#### [Aim of the task]
Set down each of the lines below word for word, leaving out none and changing nothing.

┌──

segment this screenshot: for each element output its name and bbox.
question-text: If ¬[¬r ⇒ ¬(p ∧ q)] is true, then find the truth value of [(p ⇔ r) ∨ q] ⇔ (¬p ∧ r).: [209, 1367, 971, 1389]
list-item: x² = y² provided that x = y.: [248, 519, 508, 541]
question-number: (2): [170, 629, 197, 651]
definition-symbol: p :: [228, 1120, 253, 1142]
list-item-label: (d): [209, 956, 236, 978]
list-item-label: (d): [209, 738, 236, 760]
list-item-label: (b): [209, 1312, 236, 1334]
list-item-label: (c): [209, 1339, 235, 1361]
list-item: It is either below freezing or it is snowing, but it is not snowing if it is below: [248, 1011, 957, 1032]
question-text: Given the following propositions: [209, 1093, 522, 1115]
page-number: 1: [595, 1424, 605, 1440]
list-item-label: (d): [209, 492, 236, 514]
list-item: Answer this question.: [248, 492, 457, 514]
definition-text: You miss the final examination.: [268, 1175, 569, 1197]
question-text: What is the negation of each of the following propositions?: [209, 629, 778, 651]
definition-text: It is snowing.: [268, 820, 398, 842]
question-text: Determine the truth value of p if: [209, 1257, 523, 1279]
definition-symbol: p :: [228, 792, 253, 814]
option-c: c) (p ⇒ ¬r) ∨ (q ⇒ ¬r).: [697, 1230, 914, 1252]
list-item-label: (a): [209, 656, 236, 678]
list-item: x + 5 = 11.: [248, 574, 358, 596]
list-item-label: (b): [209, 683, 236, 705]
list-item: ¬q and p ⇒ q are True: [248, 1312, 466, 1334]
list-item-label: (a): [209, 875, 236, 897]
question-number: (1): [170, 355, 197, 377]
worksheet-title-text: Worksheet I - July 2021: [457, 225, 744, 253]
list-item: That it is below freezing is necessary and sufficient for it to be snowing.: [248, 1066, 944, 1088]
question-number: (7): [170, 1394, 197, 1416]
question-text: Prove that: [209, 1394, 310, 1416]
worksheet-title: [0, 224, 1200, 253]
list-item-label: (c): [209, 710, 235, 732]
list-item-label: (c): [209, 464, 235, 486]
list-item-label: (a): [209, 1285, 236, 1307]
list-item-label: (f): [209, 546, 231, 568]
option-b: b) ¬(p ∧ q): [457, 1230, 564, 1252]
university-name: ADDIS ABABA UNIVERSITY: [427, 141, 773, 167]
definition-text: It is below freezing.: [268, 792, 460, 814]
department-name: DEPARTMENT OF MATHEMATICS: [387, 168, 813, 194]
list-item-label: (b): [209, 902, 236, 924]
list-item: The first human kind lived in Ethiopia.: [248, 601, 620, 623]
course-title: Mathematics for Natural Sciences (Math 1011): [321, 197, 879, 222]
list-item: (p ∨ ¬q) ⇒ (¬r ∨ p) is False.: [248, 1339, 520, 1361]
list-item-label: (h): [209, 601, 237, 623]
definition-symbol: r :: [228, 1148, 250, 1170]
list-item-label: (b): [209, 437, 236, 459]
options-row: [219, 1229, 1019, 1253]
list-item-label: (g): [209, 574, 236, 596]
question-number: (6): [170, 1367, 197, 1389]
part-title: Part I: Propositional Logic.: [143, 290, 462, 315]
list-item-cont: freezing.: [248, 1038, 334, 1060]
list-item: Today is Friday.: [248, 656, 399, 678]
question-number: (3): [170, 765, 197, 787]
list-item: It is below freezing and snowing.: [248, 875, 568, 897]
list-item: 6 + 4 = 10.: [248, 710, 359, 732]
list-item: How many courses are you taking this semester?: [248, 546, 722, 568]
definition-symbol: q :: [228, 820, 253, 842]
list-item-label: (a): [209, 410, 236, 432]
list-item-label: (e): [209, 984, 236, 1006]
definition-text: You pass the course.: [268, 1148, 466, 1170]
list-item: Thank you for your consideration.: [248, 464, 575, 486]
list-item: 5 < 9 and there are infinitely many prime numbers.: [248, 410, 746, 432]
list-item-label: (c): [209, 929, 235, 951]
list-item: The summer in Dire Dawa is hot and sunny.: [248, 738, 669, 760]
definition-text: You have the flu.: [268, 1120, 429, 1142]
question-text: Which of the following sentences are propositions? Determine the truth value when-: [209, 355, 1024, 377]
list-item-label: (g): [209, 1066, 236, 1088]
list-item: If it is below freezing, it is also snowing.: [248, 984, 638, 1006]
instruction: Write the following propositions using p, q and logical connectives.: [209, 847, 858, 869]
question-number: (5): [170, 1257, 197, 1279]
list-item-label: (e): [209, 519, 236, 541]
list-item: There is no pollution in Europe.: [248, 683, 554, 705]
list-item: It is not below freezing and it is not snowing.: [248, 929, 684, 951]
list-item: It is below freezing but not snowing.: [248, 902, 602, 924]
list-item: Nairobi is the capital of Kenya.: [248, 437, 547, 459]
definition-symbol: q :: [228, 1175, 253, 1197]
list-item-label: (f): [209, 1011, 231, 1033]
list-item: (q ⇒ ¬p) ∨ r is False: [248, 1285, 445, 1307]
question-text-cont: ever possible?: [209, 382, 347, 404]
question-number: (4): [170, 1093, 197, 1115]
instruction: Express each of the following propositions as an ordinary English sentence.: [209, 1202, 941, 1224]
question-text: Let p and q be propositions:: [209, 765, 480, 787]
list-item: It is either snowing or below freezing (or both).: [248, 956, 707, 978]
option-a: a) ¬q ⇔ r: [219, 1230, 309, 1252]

└──

#### [Right answer]
segment this screenshot: for each element output its name and bbox.
question-text: If ¬[¬r ⇒ ¬(p ∧ q)] is true, then find the truth value of [(p ⇔ r) ∨ q] ⇔ (¬p ∧ r).: [209, 1367, 971, 1389]
list-item: x² = y² provided that x = y.: [248, 519, 508, 541]
question-number: (2): [170, 629, 197, 651]
definition-symbol: p :: [228, 1120, 253, 1142]
list-item-label: (d): [209, 956, 236, 978]
list-item-label: (d): [209, 738, 236, 760]
list-item-label: (b): [209, 1312, 236, 1334]
list-item-label: (c): [209, 1339, 235, 1361]
list-item: It is either below freezing or it is snowing, but it is not snowing if it is below: [248, 1011, 957, 1032]
question-text: Given the following propositions: [209, 1093, 522, 1115]
page-number: 1: [595, 1424, 605, 1440]
list-item-label: (d): [209, 492, 236, 514]
list-item: Answer this question.: [248, 492, 457, 514]
definition-text: You miss the final examination.: [268, 1175, 569, 1197]
question-text: What is the negation of each of the following propositions?: [209, 629, 778, 651]
definition-text: It is snowing.: [268, 820, 398, 842]
question-text: Determine the truth value of p if: [209, 1257, 523, 1279]
definition-symbol: p :: [228, 792, 253, 814]
option-c: c) (p ⇒ ¬r) ∨ (q ⇒ ¬r).: [697, 1230, 914, 1252]
list-item-label: (a): [209, 656, 236, 678]
list-item: x + 5 = 11.: [248, 574, 358, 596]
list-item-label: (b): [209, 683, 236, 705]
list-item: ¬q and p ⇒ q are True: [248, 1312, 466, 1334]
list-item-label: (a): [209, 875, 236, 897]
question-number: (1): [170, 355, 197, 377]
worksheet-title-text: Worksheet I - July 2021: [457, 225, 744, 253]
list-item: That it is below freezing is necessary and sufficient for it to be snowing.: [248, 1066, 944, 1088]
question-number: (7): [170, 1394, 197, 1416]
question-text: Prove that: [209, 1394, 310, 1416]
worksheet-title: [0, 224, 1200, 253]
list-item-label: (c): [209, 710, 235, 732]
list-item-label: (c): [209, 464, 235, 486]
list-item-label: (a): [209, 1285, 236, 1307]
list-item-label: (f): [209, 546, 231, 568]
option-b: b) ¬(p ∧ q): [457, 1230, 564, 1252]
university-name: ADDIS ABABA UNIVERSITY: [427, 141, 773, 167]
definition-text: It is below freezing.: [268, 792, 460, 814]
department-name: DEPARTMENT OF MATHEMATICS: [387, 168, 813, 194]
list-item-label: (b): [209, 902, 236, 924]
list-item: The first human kind lived in Ethiopia.: [248, 601, 620, 623]
course-title: Mathematics for Natural Sciences (Math 1011): [321, 197, 879, 222]
list-item: (p ∨ ¬q) ⇒ (¬r ∨ p) is False.: [248, 1339, 520, 1361]
list-item-label: (h): [209, 601, 237, 623]
definition-symbol: r :: [228, 1148, 250, 1170]
list-item-label: (b): [209, 437, 236, 459]
options-row: [219, 1229, 1019, 1253]
list-item-label: (g): [209, 574, 236, 596]
question-number: (6): [170, 1367, 197, 1389]
part-title: Part I: Propositional Logic.: [143, 290, 462, 315]
list-item-cont: freezing.: [248, 1038, 334, 1060]
list-item: Today is Friday.: [248, 656, 399, 678]
question-number: (3): [170, 765, 197, 787]
list-item: It is below freezing and snowing.: [248, 875, 568, 897]
list-item: 6 + 4 = 10.: [248, 710, 359, 732]
list-item: How many courses are you taking this semester?: [248, 546, 722, 568]
definition-symbol: q :: [228, 820, 253, 842]
list-item-label: (a): [209, 410, 236, 432]
list-item-label: (e): [209, 984, 236, 1006]
definition-text: You pass the course.: [268, 1148, 466, 1170]
list-item: Thank you for your consideration.: [248, 464, 575, 486]
list-item: 5 < 9 and there are infinitely many prime numbers.: [248, 410, 746, 432]
list-item-label: (c): [209, 929, 235, 951]
list-item: The summer in Dire Dawa is hot and sunny.: [248, 738, 669, 760]
definition-text: You have the flu.: [268, 1120, 429, 1142]
question-text: Which of the following sentences are propositions? Determine the truth value when-: [209, 355, 1024, 377]
list-item-label: (g): [209, 1066, 236, 1088]
list-item: If it is below freezing, it is also snowing.: [248, 984, 638, 1006]
instruction: Write the following propositions using p, q and logical connectives.: [209, 847, 858, 869]
question-number: (5): [170, 1257, 197, 1279]
list-item-label: (e): [209, 519, 236, 541]
list-item: There is no pollution in Europe.: [248, 683, 554, 705]
list-item: It is not below freezing and it is not snowing.: [248, 929, 684, 951]
list-item: It is below freezing but not snowing.: [248, 902, 602, 924]
list-item: Nairobi is the capital of Kenya.: [248, 437, 547, 459]
definition-symbol: q :: [228, 1175, 253, 1197]
list-item-label: (f): [209, 1011, 231, 1033]
list-item: (q ⇒ ¬p) ∨ r is False: [248, 1285, 445, 1307]
question-text-cont: ever possible?: [209, 382, 347, 404]
question-number: (4): [170, 1093, 197, 1115]
instruction: Express each of the following propositions as an ordinary English sentence.: [209, 1202, 941, 1224]
question-text: Let p and q be propositions:: [209, 765, 480, 787]
list-item: It is either snowing or below freezing (or both).: [248, 956, 707, 978]
option-a: a) ¬q ⇔ r: [219, 1230, 309, 1252]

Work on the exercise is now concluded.